Transcribe all of the material below word for word and leave out its pictures.
# START OF INFORMATION SUPPLIED
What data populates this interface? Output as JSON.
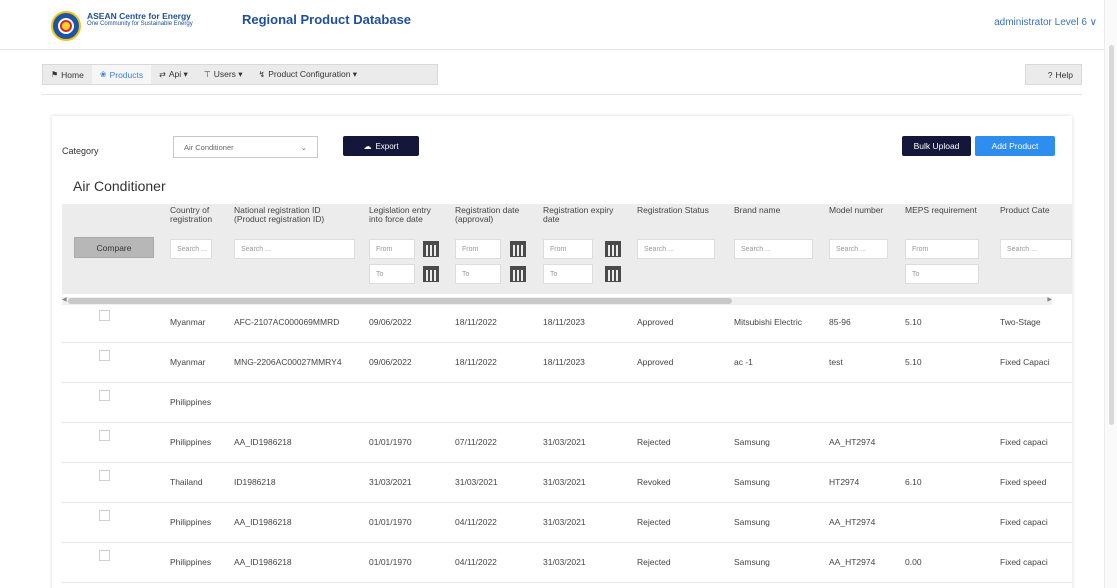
{
  "header": {
    "org_name": "ASEAN Centre for Energy",
    "org_tagline": "One Community for Sustainable Energy",
    "app_title": "Regional Product Database",
    "user_menu": "administrator Level 6 ∨"
  },
  "nav": {
    "home": "Home",
    "products": "Products",
    "api": "Api ▾",
    "users": "Users ▾",
    "product_configuration": "Product Configuration ▾",
    "help": "Help"
  },
  "toolbar": {
    "category_label": "Category",
    "category_value": "Air Conditioner",
    "export_label": "Export",
    "bulk_upload_label": "Bulk Upload",
    "add_product_label": "Add Product"
  },
  "section_title": "Air Conditioner",
  "table": {
    "compare_label": "Compare",
    "columns": [
      "Country of registration",
      "National registration ID (Product registration ID)",
      "Legislation entry into force date",
      "Registration date (approval)",
      "Registration expiry date",
      "Registration Status",
      "Brand name",
      "Model number",
      "MEPS requirement",
      "Product Cate"
    ],
    "placeholders": {
      "search": "Search ...",
      "from": "From",
      "to": "To"
    },
    "rows": [
      [
        "Myanmar",
        "AFC-2107AC000069MMRD",
        "09/06/2022",
        "18/11/2022",
        "18/11/2023",
        "Approved",
        "Mitsubishi Electric",
        "85-96",
        "5.10",
        "Two-Stage"
      ],
      [
        "Myanmar",
        "MNG-2206AC00027MMRY4",
        "09/06/2022",
        "18/11/2022",
        "18/11/2023",
        "Approved",
        "ac -1",
        "test",
        "5.10",
        "Fixed Capaci"
      ],
      [
        "Philippines",
        "",
        "",
        "",
        "",
        "",
        "",
        "",
        "",
        ""
      ],
      [
        "Philippines",
        "AA_ID1986218",
        "01/01/1970",
        "07/11/2022",
        "31/03/2021",
        "Rejected",
        "Samsung",
        "AA_HT2974",
        "",
        "Fixed capaci"
      ],
      [
        "Thailand",
        "ID1986218",
        "31/03/2021",
        "31/03/2021",
        "31/03/2021",
        "Revoked",
        "Samsung",
        "HT2974",
        "6.10",
        "Fixed speed"
      ],
      [
        "Philippines",
        "AA_ID1986218",
        "01/01/1970",
        "04/11/2022",
        "31/03/2021",
        "Rejected",
        "Samsung",
        "AA_HT2974",
        "",
        "Fixed capaci"
      ],
      [
        "Philippines",
        "AA_ID1986218",
        "01/01/1970",
        "04/11/2022",
        "31/03/2021",
        "Rejected",
        "Samsung",
        "AA_HT2974",
        "0.00",
        "Fixed capaci"
      ]
    ]
  }
}
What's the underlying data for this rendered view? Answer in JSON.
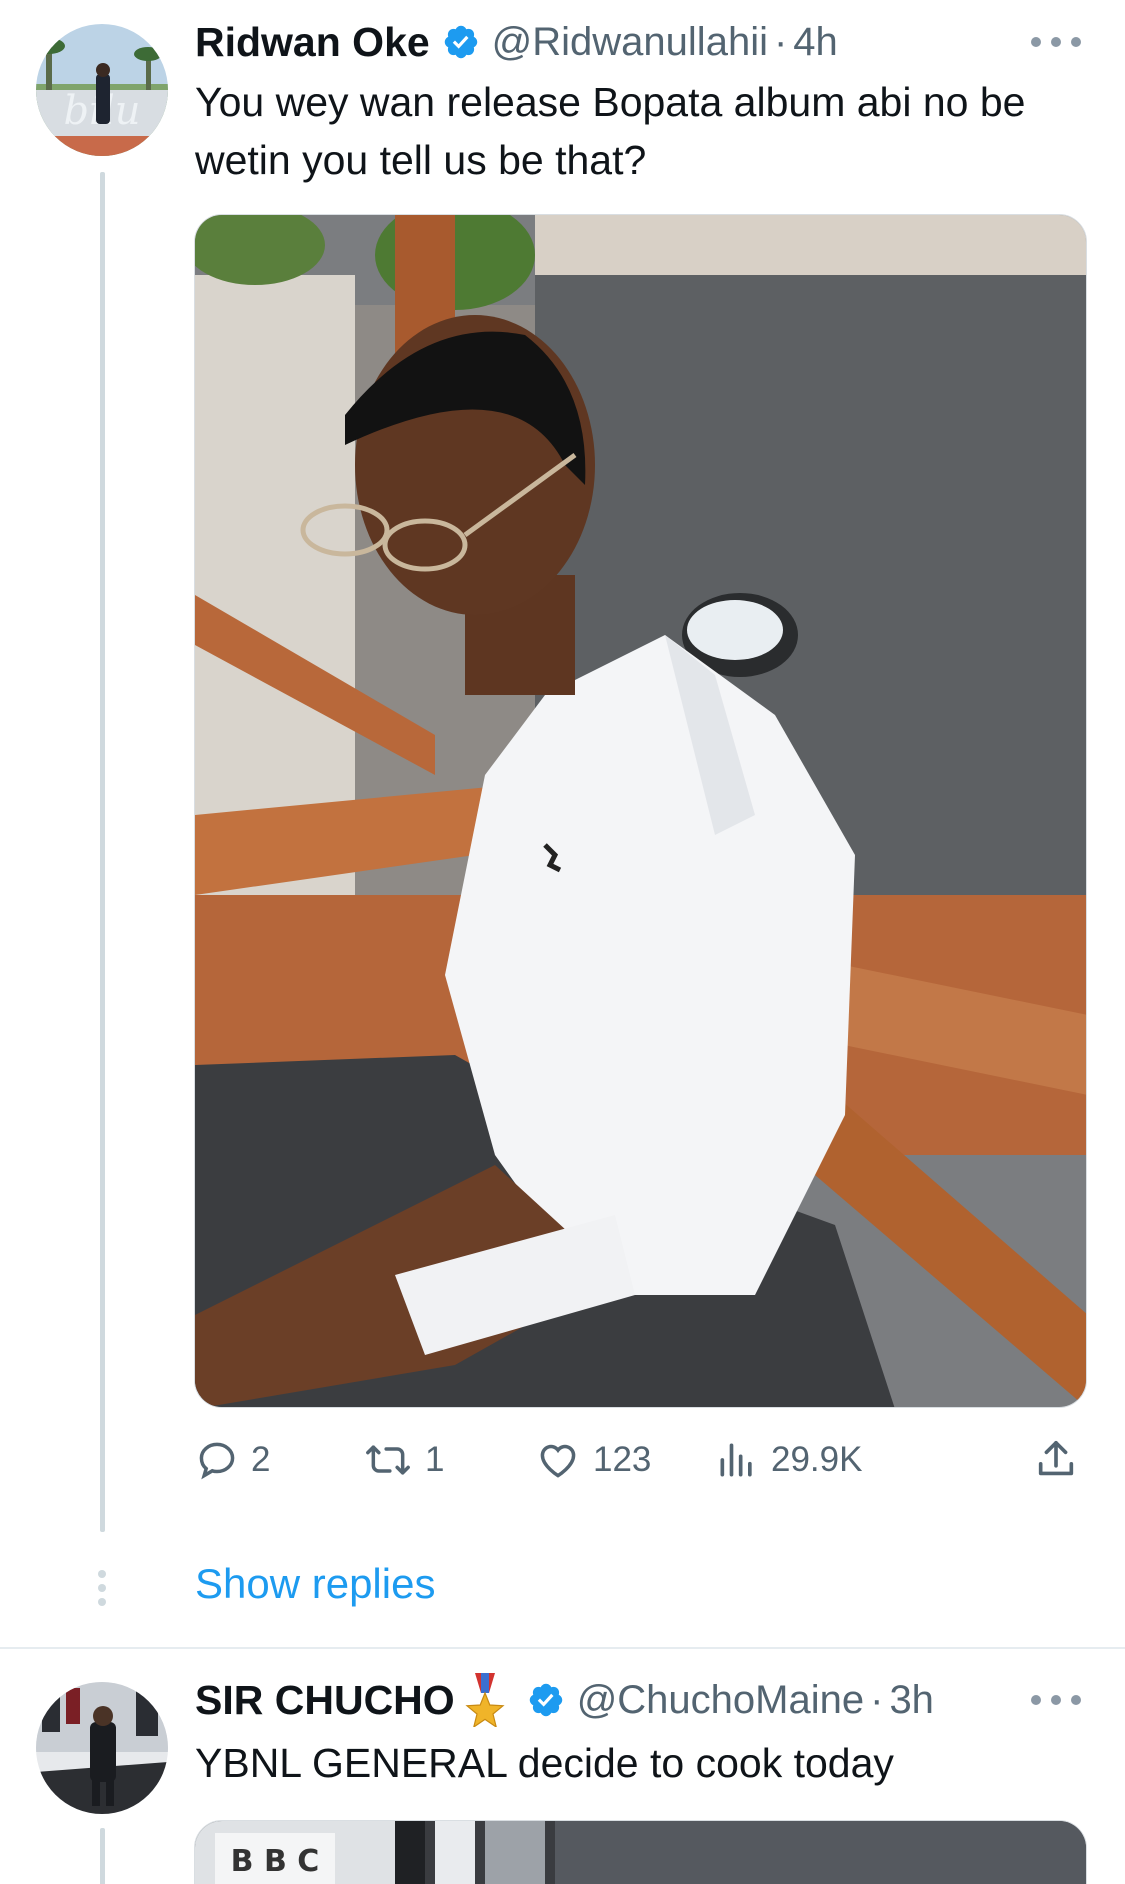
{
  "tweets": [
    {
      "author_name": "Ridwan Oke",
      "handle": "@Ridwanullahii",
      "separator": "·",
      "time": "4h",
      "text": "You wey wan release Bopata album abi no be wetin you tell us be that?",
      "avatar_text": "bilu",
      "stats": {
        "replies": "2",
        "retweets": "1",
        "likes": "123",
        "views": "29.9K"
      },
      "show_replies_label": "Show replies"
    },
    {
      "author_name": "SIR CHUCHO",
      "handle": "@ChuchoMaine",
      "separator": "·",
      "time": "3h",
      "text": "YBNL GENERAL decide to cook today",
      "media_text": "B B C"
    }
  ],
  "colors": {
    "link_blue": "#1d9bf0",
    "verified_blue": "#1d9bf0",
    "text_primary": "#0f1419",
    "text_secondary": "#536471",
    "thread_line": "#cfd9de"
  },
  "icons": [
    "verified-badge-icon",
    "more-options-icon",
    "reply-icon",
    "retweet-icon",
    "like-icon",
    "views-icon",
    "share-icon",
    "medal-icon"
  ]
}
# END OF INFORMATION SUPPLIED
### OUTPUT FOR THIS TASK:
What data populates this interface? Output as JSON.
{
  "header": {
    "org_name": "ASEAN Centre for Energy",
    "org_tagline": "One Community for Sustainable Energy",
    "app_title": "Regional Product Database",
    "user_menu": "administrator Level 6 ∨"
  },
  "nav": {
    "home": "Home",
    "products": "Products",
    "api": "Api ▾",
    "users": "Users ▾",
    "product_configuration": "Product Configuration ▾",
    "help": "Help"
  },
  "toolbar": {
    "category_label": "Category",
    "category_value": "Air Conditioner",
    "export_label": "Export",
    "bulk_upload_label": "Bulk Upload",
    "add_product_label": "Add Product"
  },
  "section_title": "Air Conditioner",
  "table": {
    "compare_label": "Compare",
    "columns": [
      "Country of registration",
      "National registration ID (Product registration ID)",
      "Legislation entry into force date",
      "Registration date (approval)",
      "Registration expiry date",
      "Registration Status",
      "Brand name",
      "Model number",
      "MEPS requirement",
      "Product Cate"
    ],
    "placeholders": {
      "search": "Search ...",
      "from": "From",
      "to": "To"
    },
    "rows": [
      [
        "Myanmar",
        "AFC-2107AC000069MMRD",
        "09/06/2022",
        "18/11/2022",
        "18/11/2023",
        "Approved",
        "Mitsubishi Electric",
        "85-96",
        "5.10",
        "Two-Stage"
      ],
      [
        "Myanmar",
        "MNG-2206AC00027MMRY4",
        "09/06/2022",
        "18/11/2022",
        "18/11/2023",
        "Approved",
        "ac -1",
        "test",
        "5.10",
        "Fixed Capaci"
      ],
      [
        "Philippines",
        "",
        "",
        "",
        "",
        "",
        "",
        "",
        "",
        ""
      ],
      [
        "Philippines",
        "AA_ID1986218",
        "01/01/1970",
        "07/11/2022",
        "31/03/2021",
        "Rejected",
        "Samsung",
        "AA_HT2974",
        "",
        "Fixed capaci"
      ],
      [
        "Thailand",
        "ID1986218",
        "31/03/2021",
        "31/03/2021",
        "31/03/2021",
        "Revoked",
        "Samsung",
        "HT2974",
        "6.10",
        "Fixed speed"
      ],
      [
        "Philippines",
        "AA_ID1986218",
        "01/01/1970",
        "04/11/2022",
        "31/03/2021",
        "Rejected",
        "Samsung",
        "AA_HT2974",
        "",
        "Fixed capaci"
      ],
      [
        "Philippines",
        "AA_ID1986218",
        "01/01/1970",
        "04/11/2022",
        "31/03/2021",
        "Rejected",
        "Samsung",
        "AA_HT2974",
        "0.00",
        "Fixed capaci"
      ]
    ]
  }
}
What's the underlying data for this rendered view? Answer in JSON.
{
  "tweets": [
    {
      "author_name": "Ridwan Oke",
      "handle": "@Ridwanullahii",
      "separator": "·",
      "time": "4h",
      "text": "You wey wan release Bopata album abi no be wetin you tell us be that?",
      "avatar_text": "bilu",
      "stats": {
        "replies": "2",
        "retweets": "1",
        "likes": "123",
        "views": "29.9K"
      },
      "show_replies_label": "Show replies"
    },
    {
      "author_name": "SIR CHUCHO",
      "handle": "@ChuchoMaine",
      "separator": "·",
      "time": "3h",
      "text": "YBNL GENERAL decide to cook today",
      "media_text": "B B C"
    }
  ],
  "colors": {
    "link_blue": "#1d9bf0",
    "verified_blue": "#1d9bf0",
    "text_primary": "#0f1419",
    "text_secondary": "#536471",
    "thread_line": "#cfd9de"
  },
  "icons": [
    "verified-badge-icon",
    "more-options-icon",
    "reply-icon",
    "retweet-icon",
    "like-icon",
    "views-icon",
    "share-icon",
    "medal-icon"
  ]
}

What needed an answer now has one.